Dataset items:
begin

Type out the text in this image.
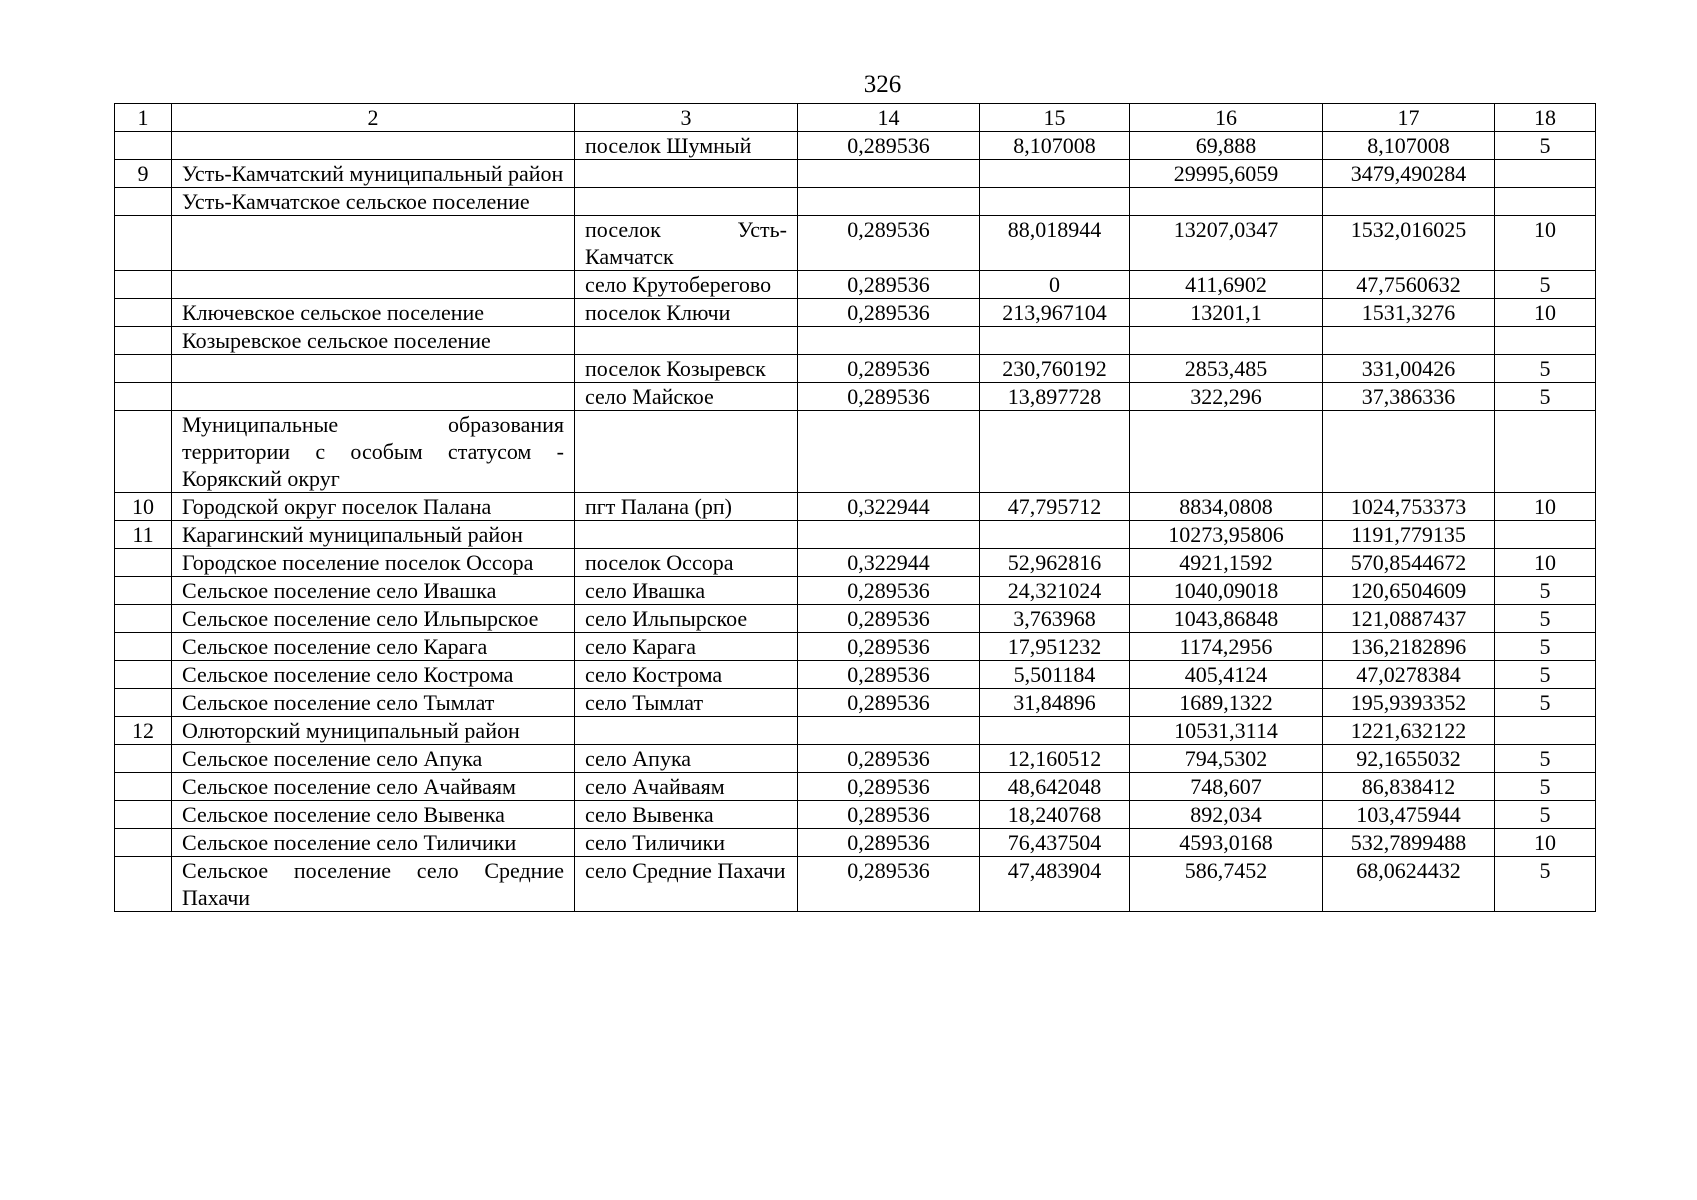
326
1	2	3	14	15	16	17	18
		поселок Шумный	0,289536	8,107008	69,888	8,107008	5
9	Усть-Камчатский муниципальный район				29995,6059	3479,490284	
	Усть-Камчатское сельское поселение						
		поселок Усть-Камчатск	0,289536	88,018944	13207,0347	1532,016025	10
		село Крутоберегово	0,289536	0	411,6902	47,7560632	5
	Ключевское сельское поселение	поселок Ключи	0,289536	213,967104	13201,1	1531,3276	10
	Козыревское сельское поселение						
		поселок Козыревск	0,289536	230,760192	2853,485	331,00426	5
		село Майское	0,289536	13,897728	322,296	37,386336	5
	Муниципальные образования территории с особым статусом - Корякский округ						
10	Городской округ поселок Палана	пгт Палана (рп)	0,322944	47,795712	8834,0808	1024,753373	10
11	Карагинский муниципальный район				10273,95806	1191,779135	
	Городское поселение поселок Оссора	поселок Оссора	0,322944	52,962816	4921,1592	570,8544672	10
	Сельское поселение село Ивашка	село Ивашка	0,289536	24,321024	1040,09018	120,6504609	5
	Сельское поселение село Ильпырское	село Ильпырское	0,289536	3,763968	1043,86848	121,0887437	5
	Сельское поселение село Карага	село Карага	0,289536	17,951232	1174,2956	136,2182896	5
	Сельское поселение село Кострома	село Кострома	0,289536	5,501184	405,4124	47,0278384	5
	Сельское поселение село Тымлат	село Тымлат	0,289536	31,84896	1689,1322	195,9393352	5
12	Олюторский муниципальный район				10531,3114	1221,632122	
	Сельское поселение село Апука	село Апука	0,289536	12,160512	794,5302	92,1655032	5
	Сельское поселение село Ачайваям	село Ачайваям	0,289536	48,642048	748,607	86,838412	5
	Сельское поселение село Вывенка	село Вывенка	0,289536	18,240768	892,034	103,475944	5
	Сельское поселение село Тиличики	село Тиличики	0,289536	76,437504	4593,0168	532,7899488	10
	Сельское поселение село Средние Пахачи	село Средние Пахачи	0,289536	47,483904	586,7452	68,0624432	5
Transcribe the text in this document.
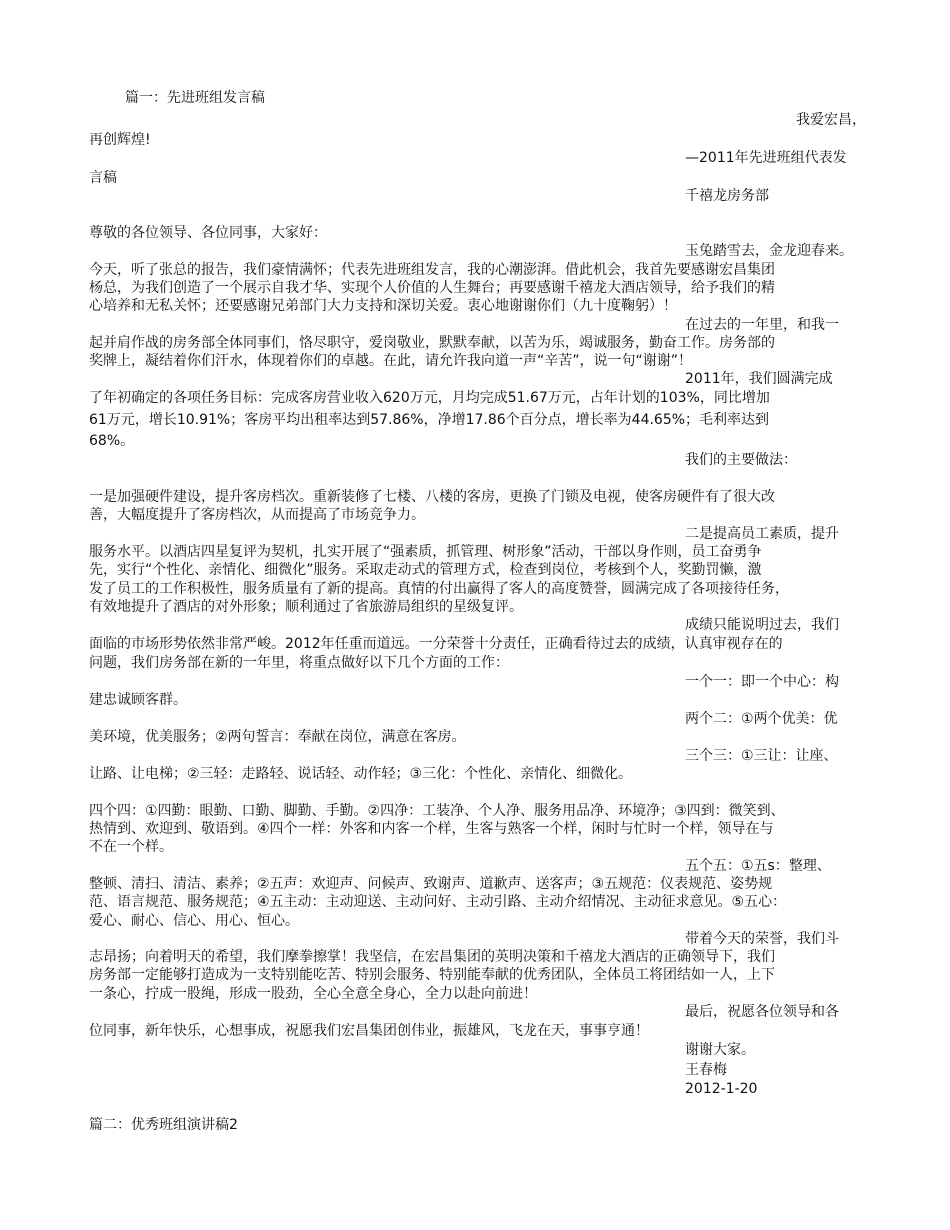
篇一：先进班组发言稿
我爱宏昌，
再创辉煌!
—2011年先进班组代表发
言稿
千禧龙房务部
尊敬的各位领导、各位同事，大家好：
玉兔踏雪去，金龙迎春来。
今天，听了张总的报告，我们豪情满怀；代表先进班组发言，我的心潮澎湃。借此机会，我首先要感谢宏昌集团
杨总，为我们创造了一个展示自我才华、实现个人价值的人生舞台；再要感谢千禧龙大酒店领导，给予我们的精
心培养和无私关怀；还要感谢兄弟部门大力支持和深切关爱。衷心地谢谢你们（九十度鞠躬）！
在过去的一年里，和我一
起并肩作战的房务部全体同事们，恪尽职守，爱岗敬业，默默奉献，以苦为乐，竭诚服务，勤奋工作。房务部的
奖牌上，凝结着你们汗水，体现着你们的卓越。在此，请允许我向道一声“辛苦”，说一句“谢谢”！
2011年，我们圆满完成
了年初确定的各项任务目标：完成客房营业收入620万元，月均完成51.67万元，占年计划的103%，同比增加
61万元，增长10.91%；客房平均出租率达到57.86%，净增17.86个百分点，增长率为44.65%；毛利率达到
68%。
我们的主要做法：
一是加强硬件建设，提升客房档次。重新装修了七楼、八楼的客房，更换了门锁及电视，使客房硬件有了很大改
善，大幅度提升了客房档次，从而提高了市场竞争力。
二是提高员工素质，提升
服务水平。以酒店四星复评为契机，扎实开展了“强素质，抓管理、树形象”活动，干部以身作则，员工奋勇争
先，实行“个性化、亲情化、细微化”服务。采取走动式的管理方式，检查到岗位，考核到个人，奖勤罚懒，激
发了员工的工作积极性，服务质量有了新的提高。真情的付出赢得了客人的高度赞誉，圆满完成了各项接待任务，
有效地提升了酒店的对外形象；顺利通过了省旅游局组织的星级复评。
成绩只能说明过去，我们
面临的市场形势依然非常严峻。2012年任重而道远。一分荣誉十分责任，正确看待过去的成绩，认真审视存在的
问题，我们房务部在新的一年里，将重点做好以下几个方面的工作：
一个一：即一个中心：构
建忠诚顾客群。
两个二：①两个优美：优
美环境，优美服务；②两句誓言：奉献在岗位，满意在客房。
三个三：①三让：让座、
让路、让电梯；②三轻：走路轻、说话轻、动作轻；③三化：个性化、亲情化、细微化。
四个四：①四勤：眼勤、口勤、脚勤、手勤。②四净：工装净、个人净、服务用品净、环境净；③四到：微笑到、
热情到、欢迎到、敬语到。④四个一样：外客和内客一个样，生客与熟客一个样，闲时与忙时一个样，领导在与
不在一个样。
五个五：①五s：整理、
整顿、清扫、清洁、素养；②五声：欢迎声、问候声、致谢声、道歉声、送客声；③五规范：仪表规范、姿势规
范、语言规范、服务规范；④五主动：主动迎送、主动问好、主动引路、主动介绍情况、主动征求意见。⑤五心：
爱心、耐心、信心、用心、恒心。
带着今天的荣誉，我们斗
志昂扬；向着明天的希望，我们摩拳擦掌！我坚信，在宏昌集团的英明决策和千禧龙大酒店的正确领导下，我们
房务部一定能够打造成为一支特别能吃苦、特别会服务、特别能奉献的优秀团队，全体员工将团结如一人，上下
一条心，拧成一股绳，形成一股劲，全心全意全身心，全力以赴向前进！
最后，祝愿各位领导和各
位同事，新年快乐，心想事成，祝愿我们宏昌集团创伟业，振雄风，飞龙在天，事事亨通！
谢谢大家。
王春梅
2012-1-20
篇二：优秀班组演讲稿2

end

== EXERCISE BRIEF ==
Copy out only the lines beginning at the line with "Transcribe the text in this document." and ending at the last line of the entries. Keep them exact; drop pictures.

== OUTPUT ==
Transcribe the text in this document.
篇一：先进班组发言稿
我爱宏昌，
再创辉煌!
—2011年先进班组代表发
言稿
千禧龙房务部
尊敬的各位领导、各位同事，大家好：
玉兔踏雪去，金龙迎春来。
今天，听了张总的报告，我们豪情满怀；代表先进班组发言，我的心潮澎湃。借此机会，我首先要感谢宏昌集团
杨总，为我们创造了一个展示自我才华、实现个人价值的人生舞台；再要感谢千禧龙大酒店领导，给予我们的精
心培养和无私关怀；还要感谢兄弟部门大力支持和深切关爱。衷心地谢谢你们（九十度鞠躬）！
在过去的一年里，和我一
起并肩作战的房务部全体同事们，恪尽职守，爱岗敬业，默默奉献，以苦为乐，竭诚服务，勤奋工作。房务部的
奖牌上，凝结着你们汗水，体现着你们的卓越。在此，请允许我向道一声“辛苦”，说一句“谢谢”！
2011年，我们圆满完成
了年初确定的各项任务目标：完成客房营业收入620万元，月均完成51.67万元，占年计划的103%，同比增加
61万元，增长10.91%；客房平均出租率达到57.86%，净增17.86个百分点，增长率为44.65%；毛利率达到
68%。
我们的主要做法：
一是加强硬件建设，提升客房档次。重新装修了七楼、八楼的客房，更换了门锁及电视，使客房硬件有了很大改
善，大幅度提升了客房档次，从而提高了市场竞争力。
二是提高员工素质，提升
服务水平。以酒店四星复评为契机，扎实开展了“强素质，抓管理、树形象”活动，干部以身作则，员工奋勇争
先，实行“个性化、亲情化、细微化”服务。采取走动式的管理方式，检查到岗位，考核到个人，奖勤罚懒，激
发了员工的工作积极性，服务质量有了新的提高。真情的付出赢得了客人的高度赞誉，圆满完成了各项接待任务，
有效地提升了酒店的对外形象；顺利通过了省旅游局组织的星级复评。
成绩只能说明过去，我们
面临的市场形势依然非常严峻。2012年任重而道远。一分荣誉十分责任，正确看待过去的成绩，认真审视存在的
问题，我们房务部在新的一年里，将重点做好以下几个方面的工作：
一个一：即一个中心：构
建忠诚顾客群。
两个二：①两个优美：优
美环境，优美服务；②两句誓言：奉献在岗位，满意在客房。
三个三：①三让：让座、
让路、让电梯；②三轻：走路轻、说话轻、动作轻；③三化：个性化、亲情化、细微化。
四个四：①四勤：眼勤、口勤、脚勤、手勤。②四净：工装净、个人净、服务用品净、环境净；③四到：微笑到、
热情到、欢迎到、敬语到。④四个一样：外客和内客一个样，生客与熟客一个样，闲时与忙时一个样，领导在与
不在一个样。
五个五：①五s：整理、
整顿、清扫、清洁、素养；②五声：欢迎声、问候声、致谢声、道歉声、送客声；③五规范：仪表规范、姿势规
范、语言规范、服务规范；④五主动：主动迎送、主动问好、主动引路、主动介绍情况、主动征求意见。⑤五心：
爱心、耐心、信心、用心、恒心。
带着今天的荣誉，我们斗
志昂扬；向着明天的希望，我们摩拳擦掌！我坚信，在宏昌集团的英明决策和千禧龙大酒店的正确领导下，我们
房务部一定能够打造成为一支特别能吃苦、特别会服务、特别能奉献的优秀团队，全体员工将团结如一人，上下
一条心，拧成一股绳，形成一股劲，全心全意全身心，全力以赴向前进！
最后，祝愿各位领导和各
位同事，新年快乐，心想事成，祝愿我们宏昌集团创伟业，振雄风，飞龙在天，事事亨通！
谢谢大家。
王春梅
2012-1-20
篇二：优秀班组演讲稿2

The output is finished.